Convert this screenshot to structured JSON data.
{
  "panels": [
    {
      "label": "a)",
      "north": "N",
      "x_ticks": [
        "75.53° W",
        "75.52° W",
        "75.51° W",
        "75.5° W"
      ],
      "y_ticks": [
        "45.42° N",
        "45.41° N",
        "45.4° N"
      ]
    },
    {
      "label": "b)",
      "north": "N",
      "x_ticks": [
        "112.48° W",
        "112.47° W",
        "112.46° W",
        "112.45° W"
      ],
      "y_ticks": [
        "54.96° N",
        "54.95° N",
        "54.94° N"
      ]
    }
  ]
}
-- -- --
Problem requirements: Your task is to transcribe the listing above in full, exactly as given.

Result:
Convert this screenshot to structured JSON data.
{
  "panels": [
    {
      "label": "a)",
      "north": "N",
      "x_ticks": [
        "75.53° W",
        "75.52° W",
        "75.51° W",
        "75.5° W"
      ],
      "y_ticks": [
        "45.42° N",
        "45.41° N",
        "45.4° N"
      ]
    },
    {
      "label": "b)",
      "north": "N",
      "x_ticks": [
        "112.48° W",
        "112.47° W",
        "112.46° W",
        "112.45° W"
      ],
      "y_ticks": [
        "54.96° N",
        "54.95° N",
        "54.94° N"
      ]
    }
  ]
}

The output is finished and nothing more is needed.